**EXERCISE TASK**: Pull every line containing "contributi" out of the material below.

### DATA EXCERPTS

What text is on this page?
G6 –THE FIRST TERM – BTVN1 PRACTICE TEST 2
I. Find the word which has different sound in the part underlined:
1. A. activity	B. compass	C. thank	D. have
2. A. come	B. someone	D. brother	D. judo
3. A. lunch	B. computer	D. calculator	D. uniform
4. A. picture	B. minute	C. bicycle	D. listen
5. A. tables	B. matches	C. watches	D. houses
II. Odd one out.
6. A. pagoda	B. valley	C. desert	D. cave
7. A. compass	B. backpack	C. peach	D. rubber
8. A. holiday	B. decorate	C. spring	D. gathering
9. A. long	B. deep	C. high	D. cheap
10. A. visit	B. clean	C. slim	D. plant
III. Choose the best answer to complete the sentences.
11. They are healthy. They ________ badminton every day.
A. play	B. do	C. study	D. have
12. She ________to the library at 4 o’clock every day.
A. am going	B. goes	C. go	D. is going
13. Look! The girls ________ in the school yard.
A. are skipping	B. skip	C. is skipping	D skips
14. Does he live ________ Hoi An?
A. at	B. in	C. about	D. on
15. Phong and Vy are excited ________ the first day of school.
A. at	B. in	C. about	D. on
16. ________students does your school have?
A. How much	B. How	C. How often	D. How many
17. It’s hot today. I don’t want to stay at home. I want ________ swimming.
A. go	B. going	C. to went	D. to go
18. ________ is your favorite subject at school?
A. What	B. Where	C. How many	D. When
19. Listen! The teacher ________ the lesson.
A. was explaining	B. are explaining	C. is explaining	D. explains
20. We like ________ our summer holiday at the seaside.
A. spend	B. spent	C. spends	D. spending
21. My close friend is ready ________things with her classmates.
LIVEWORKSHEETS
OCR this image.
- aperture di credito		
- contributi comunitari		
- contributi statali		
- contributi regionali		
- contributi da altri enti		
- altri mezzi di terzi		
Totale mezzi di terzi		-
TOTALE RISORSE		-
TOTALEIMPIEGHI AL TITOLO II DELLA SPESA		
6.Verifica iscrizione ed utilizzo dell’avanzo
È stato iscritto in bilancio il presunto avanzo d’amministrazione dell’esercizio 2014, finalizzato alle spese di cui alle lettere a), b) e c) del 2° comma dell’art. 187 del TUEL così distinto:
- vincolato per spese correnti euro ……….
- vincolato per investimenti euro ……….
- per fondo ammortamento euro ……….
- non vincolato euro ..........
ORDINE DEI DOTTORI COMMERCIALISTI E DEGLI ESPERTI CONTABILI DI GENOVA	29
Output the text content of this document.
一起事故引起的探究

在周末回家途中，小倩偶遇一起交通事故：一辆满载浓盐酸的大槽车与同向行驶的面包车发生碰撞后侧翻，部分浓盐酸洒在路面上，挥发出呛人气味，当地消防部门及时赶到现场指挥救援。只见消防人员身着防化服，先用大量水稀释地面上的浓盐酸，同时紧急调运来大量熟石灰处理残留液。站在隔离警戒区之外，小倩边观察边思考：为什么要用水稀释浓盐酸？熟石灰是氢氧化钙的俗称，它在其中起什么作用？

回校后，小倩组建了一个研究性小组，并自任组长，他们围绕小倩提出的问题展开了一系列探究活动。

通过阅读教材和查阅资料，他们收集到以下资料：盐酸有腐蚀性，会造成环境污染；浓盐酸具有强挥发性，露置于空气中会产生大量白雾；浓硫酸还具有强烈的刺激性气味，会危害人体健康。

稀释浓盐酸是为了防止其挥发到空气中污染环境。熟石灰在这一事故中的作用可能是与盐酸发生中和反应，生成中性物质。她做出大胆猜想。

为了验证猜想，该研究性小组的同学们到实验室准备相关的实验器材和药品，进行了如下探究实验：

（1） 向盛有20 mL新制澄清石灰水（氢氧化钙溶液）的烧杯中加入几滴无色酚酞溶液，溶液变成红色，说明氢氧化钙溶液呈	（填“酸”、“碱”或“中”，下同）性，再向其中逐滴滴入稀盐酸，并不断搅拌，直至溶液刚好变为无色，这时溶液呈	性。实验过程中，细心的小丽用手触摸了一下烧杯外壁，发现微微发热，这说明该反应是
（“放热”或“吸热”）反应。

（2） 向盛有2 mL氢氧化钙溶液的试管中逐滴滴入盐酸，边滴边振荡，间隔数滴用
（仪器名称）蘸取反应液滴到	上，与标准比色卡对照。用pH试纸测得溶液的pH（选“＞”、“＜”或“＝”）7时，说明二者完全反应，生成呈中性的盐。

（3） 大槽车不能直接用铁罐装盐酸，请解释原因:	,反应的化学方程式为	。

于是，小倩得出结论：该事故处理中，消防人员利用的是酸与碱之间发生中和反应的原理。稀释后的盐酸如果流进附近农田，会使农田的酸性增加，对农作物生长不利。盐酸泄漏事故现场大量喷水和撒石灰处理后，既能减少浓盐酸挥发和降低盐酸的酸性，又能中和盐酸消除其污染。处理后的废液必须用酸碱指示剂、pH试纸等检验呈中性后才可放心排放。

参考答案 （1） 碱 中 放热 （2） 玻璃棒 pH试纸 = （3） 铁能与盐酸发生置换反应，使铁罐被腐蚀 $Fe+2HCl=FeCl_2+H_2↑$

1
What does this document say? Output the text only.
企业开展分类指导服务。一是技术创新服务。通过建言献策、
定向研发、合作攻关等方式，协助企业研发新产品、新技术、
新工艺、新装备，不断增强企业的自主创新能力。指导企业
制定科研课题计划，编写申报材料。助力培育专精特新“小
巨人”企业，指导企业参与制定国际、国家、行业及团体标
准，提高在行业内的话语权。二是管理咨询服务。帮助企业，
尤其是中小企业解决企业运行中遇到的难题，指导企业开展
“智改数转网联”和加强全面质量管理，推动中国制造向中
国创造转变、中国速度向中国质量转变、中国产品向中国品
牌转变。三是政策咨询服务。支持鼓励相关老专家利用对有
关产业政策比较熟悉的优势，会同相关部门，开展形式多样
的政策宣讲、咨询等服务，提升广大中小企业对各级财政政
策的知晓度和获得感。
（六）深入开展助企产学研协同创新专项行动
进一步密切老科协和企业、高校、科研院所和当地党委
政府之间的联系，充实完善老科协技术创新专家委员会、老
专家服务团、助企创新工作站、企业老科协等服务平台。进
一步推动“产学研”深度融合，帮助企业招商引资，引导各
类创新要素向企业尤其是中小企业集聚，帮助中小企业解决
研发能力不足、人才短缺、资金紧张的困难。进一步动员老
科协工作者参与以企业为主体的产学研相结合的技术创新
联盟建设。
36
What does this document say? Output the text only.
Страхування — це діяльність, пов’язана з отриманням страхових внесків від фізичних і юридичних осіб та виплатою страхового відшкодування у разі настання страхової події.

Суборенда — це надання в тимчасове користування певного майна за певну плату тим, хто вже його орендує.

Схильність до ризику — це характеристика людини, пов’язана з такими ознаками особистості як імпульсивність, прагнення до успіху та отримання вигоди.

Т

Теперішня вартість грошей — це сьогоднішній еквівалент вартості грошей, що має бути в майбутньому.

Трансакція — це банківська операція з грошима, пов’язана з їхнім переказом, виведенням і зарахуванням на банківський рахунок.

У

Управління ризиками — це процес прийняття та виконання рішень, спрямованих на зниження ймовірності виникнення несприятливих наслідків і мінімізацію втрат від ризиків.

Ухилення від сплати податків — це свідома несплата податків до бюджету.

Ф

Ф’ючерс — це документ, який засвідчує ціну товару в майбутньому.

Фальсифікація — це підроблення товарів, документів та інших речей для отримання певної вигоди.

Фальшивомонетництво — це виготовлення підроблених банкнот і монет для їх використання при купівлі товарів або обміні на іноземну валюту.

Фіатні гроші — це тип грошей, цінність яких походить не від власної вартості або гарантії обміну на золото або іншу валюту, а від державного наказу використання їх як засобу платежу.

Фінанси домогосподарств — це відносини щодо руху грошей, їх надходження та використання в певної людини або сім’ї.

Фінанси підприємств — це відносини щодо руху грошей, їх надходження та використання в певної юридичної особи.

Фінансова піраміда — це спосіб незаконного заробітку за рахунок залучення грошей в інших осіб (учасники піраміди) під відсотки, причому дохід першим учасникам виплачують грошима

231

######

**EXERCISE OUTPUT**:
- contributi comunitari		
- contributi statali		
- contributi regionali		
- contributi da altri enti		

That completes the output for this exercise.